• _Required work_
Below are the records; pull every line that includes "主要用于".

--- START OF Exercise material ---

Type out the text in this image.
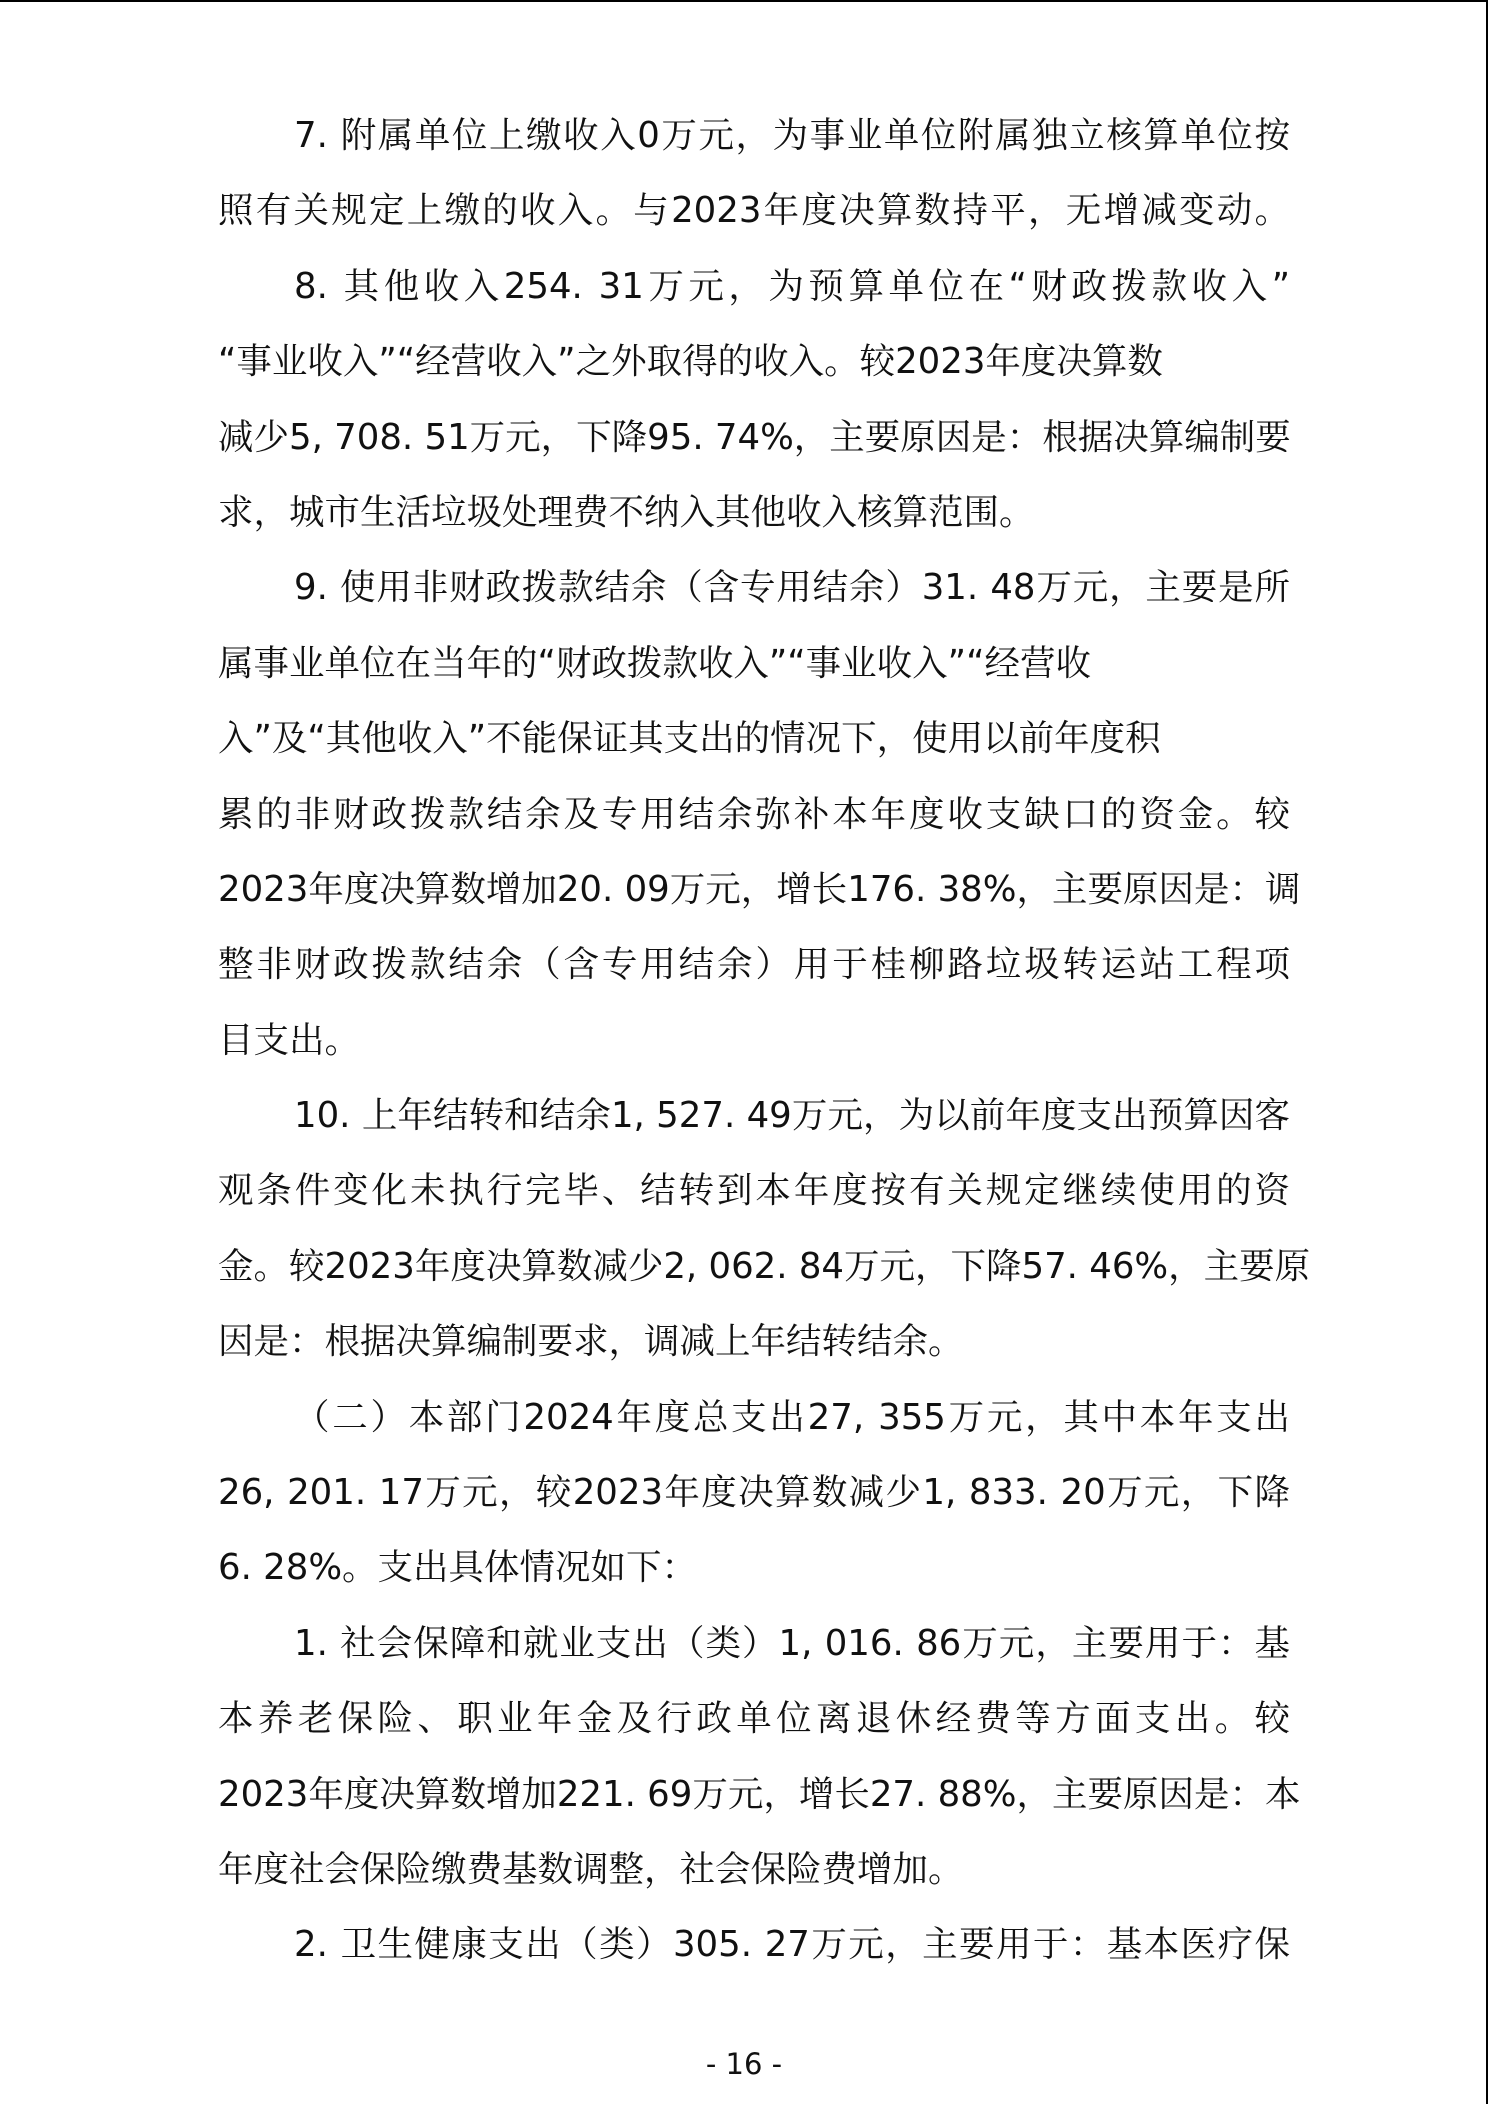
7. 附属单位上缴收入0万元，为事业单位附属独立核算单位按
照有关规定上缴的收入。与2023年度决算数持平，无增减变动。
8. 其他收入254. 31万元，为预算单位在“财政拨款收入”
“事业收入”“经营收入”之外取得的收入。较2023年度决算数
减少5, 708. 51万元，下降95. 74%，主要原因是：根据决算编制要
求，城市生活垃圾处理费不纳入其他收入核算范围。
9. 使用非财政拨款结余（含专用结余）31. 48万元，主要是所
属事业单位在当年的“财政拨款收入”“事业收入”“经营收
入”及“其他收入”不能保证其支出的情况下，使用以前年度积
累的非财政拨款结余及专用结余弥补本年度收支缺口的资金。较
2023年度决算数增加20. 09万元，增长176. 38%，主要原因是：调
整非财政拨款结余（含专用结余）用于桂柳路垃圾转运站工程项
目支出。
10. 上年结转和结余1, 527. 49万元，为以前年度支出预算因客
观条件变化未执行完毕、结转到本年度按有关规定继续使用的资
金。较2023年度决算数减少2, 062. 84万元，下降57. 46%，主要原
因是：根据决算编制要求，调减上年结转结余。
（二）本部门2024年度总支出27, 355万元，其中本年支出
26, 201. 17万元，较2023年度决算数减少1, 833. 20万元，下降
6. 28%。支出具体情况如下：
1. 社会保障和就业支出（类）1, 016. 86万元，主要用于：基
本养老保险、职业年金及行政单位离退休经费等方面支出。较
2023年度决算数增加221. 69万元，增长27. 88%，主要原因是：本
年度社会保险缴费基数调整，社会保险费增加。
2. 卫生健康支出（类）305. 27万元，主要用于：基本医疗保
- 16 -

--- END OF Exercise material ---

• _Worked solution_
1. 社会保障和就业支出（类）1, 016. 86万元，主要用于：基
2. 卫生健康支出（类）305. 27万元，主要用于：基本医疗保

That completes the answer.